▸ Exercise description: In the copy, include every entry exactly but none of the images.

▸ Material provided:
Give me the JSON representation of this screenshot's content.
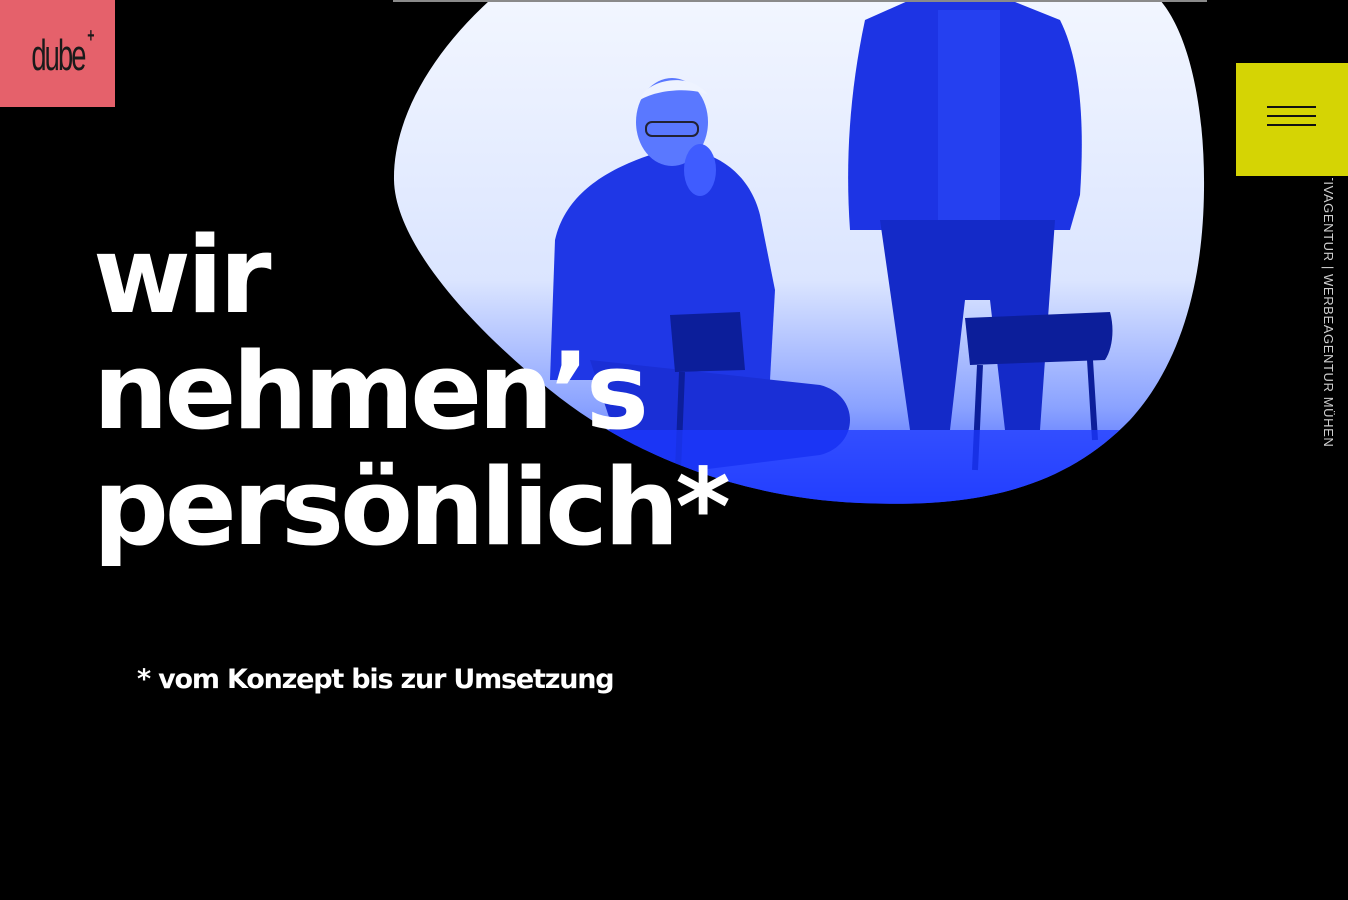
{
  "brand": {
    "logo_text": "dube",
    "logo_plus": "+",
    "logo_color": "#e5616b"
  },
  "menu": {
    "icon": "hamburger-icon",
    "color": "#d5d404"
  },
  "tagline_vertical": "KREATIVAGENTUR | WERBEAGENTUR MÜHEN",
  "hero": {
    "headline_lines": [
      "wir",
      "nehmen’s",
      "persönlich*"
    ],
    "subline": "* vom Konzept bis zur Umsetzung",
    "image_tint": "#1232e8"
  }
}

▸ Solution:
Give me the JSON representation of this screenshot's content.
{
  "brand": {
    "logo_text": "dube",
    "logo_plus": "+",
    "logo_color": "#e5616b"
  },
  "menu": {
    "icon": "hamburger-icon",
    "color": "#d5d404"
  },
  "tagline_vertical": "KREATIVAGENTUR | WERBEAGENTUR MÜHEN",
  "hero": {
    "headline_lines": [
      "wir",
      "nehmen’s",
      "persönlich*"
    ],
    "subline": "* vom Konzept bis zur Umsetzung",
    "image_tint": "#1232e8"
  }
}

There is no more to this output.